::: RECORDS SUPPLIED
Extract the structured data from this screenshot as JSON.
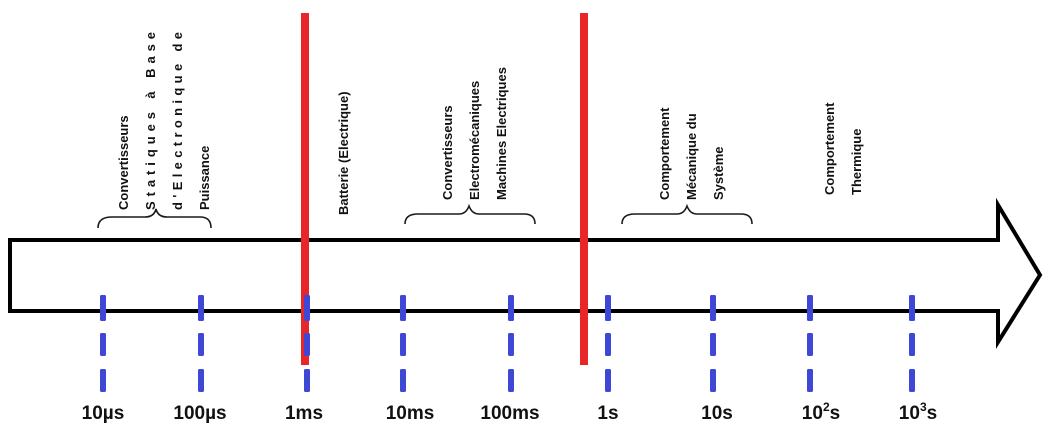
{
  "colors": {
    "arrow_stroke": "#000000",
    "separator": "#e8262a",
    "tick": "#3f47d6",
    "brace": "#1a1a1a"
  },
  "groups": [
    {
      "id": "convertisseurs-statiques",
      "lines": [
        "Convertisseurs",
        "Statiques à Base",
        "d'Electronique de",
        "Puissance"
      ],
      "brace": true
    },
    {
      "id": "batterie",
      "lines": [
        "Batterie (Electrique)"
      ],
      "brace": false
    },
    {
      "id": "convertisseurs-electromecaniques",
      "lines": [
        "Convertisseurs",
        "Electromécaniques",
        "Machines Electriques"
      ],
      "brace": true
    },
    {
      "id": "comportement-mecanique",
      "lines": [
        "Comportement",
        "Mécanique du",
        "Système"
      ],
      "brace": true
    },
    {
      "id": "comportement-thermique",
      "lines": [
        "Comportement",
        "Thermique"
      ],
      "brace": false
    }
  ],
  "ticks": [
    {
      "label": "10µs",
      "sup": ""
    },
    {
      "label": "100µs",
      "sup": ""
    },
    {
      "label": "1ms",
      "sup": ""
    },
    {
      "label": "10ms",
      "sup": ""
    },
    {
      "label": "100ms",
      "sup": ""
    },
    {
      "label": "1s",
      "sup": ""
    },
    {
      "label": "10s",
      "sup": ""
    },
    {
      "label": "10",
      "sup": "2",
      "unit": "s"
    },
    {
      "label": "10",
      "sup": "3",
      "unit": "s"
    }
  ]
}
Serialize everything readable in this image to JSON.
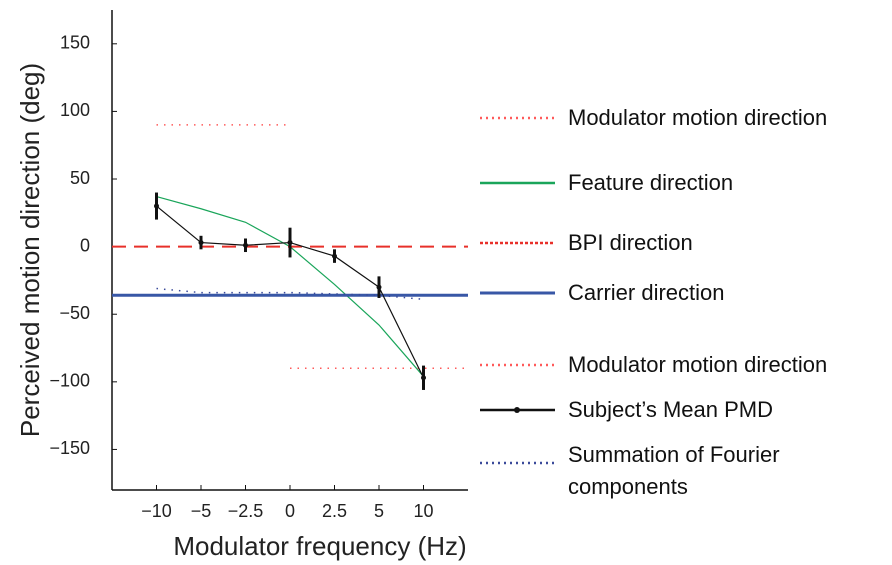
{
  "chart_data": {
    "type": "line",
    "xlabel": "Modulator frequency (Hz)",
    "ylabel": "Perceived motion direction (deg)",
    "categories": [
      "−10",
      "−5",
      "−2.5",
      "0",
      "2.5",
      "5",
      "10"
    ],
    "ylim": [
      -180,
      175
    ],
    "yticks": [
      {
        "value": -150,
        "label": "−150"
      },
      {
        "value": -100,
        "label": "−100"
      },
      {
        "value": -50,
        "label": "−50"
      },
      0,
      50,
      100,
      150
    ],
    "series": [
      {
        "name": "Modulator motion direction",
        "color": "#ff5a5a",
        "linestyle": "dotted",
        "values": [
          90,
          90,
          90,
          90,
          null,
          null,
          null
        ]
      },
      {
        "name": "Feature direction",
        "color": "#1aa55a",
        "linestyle": "solid",
        "values": [
          37,
          28,
          18,
          0,
          -28,
          -58,
          -96
        ]
      },
      {
        "name": "BPI direction",
        "color": "#e8302a",
        "linestyle": "dashed",
        "values": [
          0,
          0,
          0,
          0,
          0,
          0,
          0
        ]
      },
      {
        "name": "Carrier direction",
        "color": "#3857a6",
        "linestyle": "thick",
        "values": [
          -36,
          -36,
          -36,
          -36,
          -36,
          -36,
          -36
        ]
      },
      {
        "name": "Modulator motion direction",
        "color": "#ff5a5a",
        "linestyle": "dotted",
        "values": [
          null,
          null,
          null,
          -90,
          -90,
          -90,
          -90
        ]
      },
      {
        "name": "Subject’s Mean PMD",
        "color": "#111111",
        "linestyle": "solid",
        "marker": "dot",
        "values": [
          30,
          3,
          1,
          3,
          -7,
          -30,
          -97
        ],
        "errors": [
          10,
          5,
          5,
          11,
          5,
          8,
          9
        ]
      },
      {
        "name": "Summation of Fourier components",
        "color": "#3a4a9a",
        "linestyle": "dotted",
        "values": [
          -31,
          -34,
          -34,
          -34,
          -35,
          -36,
          -39
        ]
      }
    ]
  }
}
::::::
_PROBLEM REQUIREMENTS_. Leave out the pictures and transcribe the entries above exactly.

_THE COMPLETED TASK_.
Extract the structured data from this screenshot as JSON.
{
  "colors": {
    "arrow_stroke": "#000000",
    "separator": "#e8262a",
    "tick": "#3f47d6",
    "brace": "#1a1a1a"
  },
  "groups": [
    {
      "id": "convertisseurs-statiques",
      "lines": [
        "Convertisseurs",
        "Statiques à Base",
        "d'Electronique de",
        "Puissance"
      ],
      "brace": true
    },
    {
      "id": "batterie",
      "lines": [
        "Batterie (Electrique)"
      ],
      "brace": false
    },
    {
      "id": "convertisseurs-electromecaniques",
      "lines": [
        "Convertisseurs",
        "Electromécaniques",
        "Machines Electriques"
      ],
      "brace": true
    },
    {
      "id": "comportement-mecanique",
      "lines": [
        "Comportement",
        "Mécanique du",
        "Système"
      ],
      "brace": true
    },
    {
      "id": "comportement-thermique",
      "lines": [
        "Comportement",
        "Thermique"
      ],
      "brace": false
    }
  ],
  "ticks": [
    {
      "label": "10µs",
      "sup": ""
    },
    {
      "label": "100µs",
      "sup": ""
    },
    {
      "label": "1ms",
      "sup": ""
    },
    {
      "label": "10ms",
      "sup": ""
    },
    {
      "label": "100ms",
      "sup": ""
    },
    {
      "label": "1s",
      "sup": ""
    },
    {
      "label": "10s",
      "sup": ""
    },
    {
      "label": "10",
      "sup": "2",
      "unit": "s"
    },
    {
      "label": "10",
      "sup": "3",
      "unit": "s"
    }
  ]
}
Serialize everything readable in this image to JSON.
{
  "chart_data": {
    "type": "line",
    "xlabel": "Modulator frequency (Hz)",
    "ylabel": "Perceived motion direction (deg)",
    "categories": [
      "−10",
      "−5",
      "−2.5",
      "0",
      "2.5",
      "5",
      "10"
    ],
    "ylim": [
      -180,
      175
    ],
    "yticks": [
      {
        "value": -150,
        "label": "−150"
      },
      {
        "value": -100,
        "label": "−100"
      },
      {
        "value": -50,
        "label": "−50"
      },
      0,
      50,
      100,
      150
    ],
    "series": [
      {
        "name": "Modulator motion direction",
        "color": "#ff5a5a",
        "linestyle": "dotted",
        "values": [
          90,
          90,
          90,
          90,
          null,
          null,
          null
        ]
      },
      {
        "name": "Feature direction",
        "color": "#1aa55a",
        "linestyle": "solid",
        "values": [
          37,
          28,
          18,
          0,
          -28,
          -58,
          -96
        ]
      },
      {
        "name": "BPI direction",
        "color": "#e8302a",
        "linestyle": "dashed",
        "values": [
          0,
          0,
          0,
          0,
          0,
          0,
          0
        ]
      },
      {
        "name": "Carrier direction",
        "color": "#3857a6",
        "linestyle": "thick",
        "values": [
          -36,
          -36,
          -36,
          -36,
          -36,
          -36,
          -36
        ]
      },
      {
        "name": "Modulator motion direction",
        "color": "#ff5a5a",
        "linestyle": "dotted",
        "values": [
          null,
          null,
          null,
          -90,
          -90,
          -90,
          -90
        ]
      },
      {
        "name": "Subject’s Mean PMD",
        "color": "#111111",
        "linestyle": "solid",
        "marker": "dot",
        "values": [
          30,
          3,
          1,
          3,
          -7,
          -30,
          -97
        ],
        "errors": [
          10,
          5,
          5,
          11,
          5,
          8,
          9
        ]
      },
      {
        "name": "Summation of Fourier components",
        "color": "#3a4a9a",
        "linestyle": "dotted",
        "values": [
          -31,
          -34,
          -34,
          -34,
          -35,
          -36,
          -39
        ]
      }
    ]
  }
}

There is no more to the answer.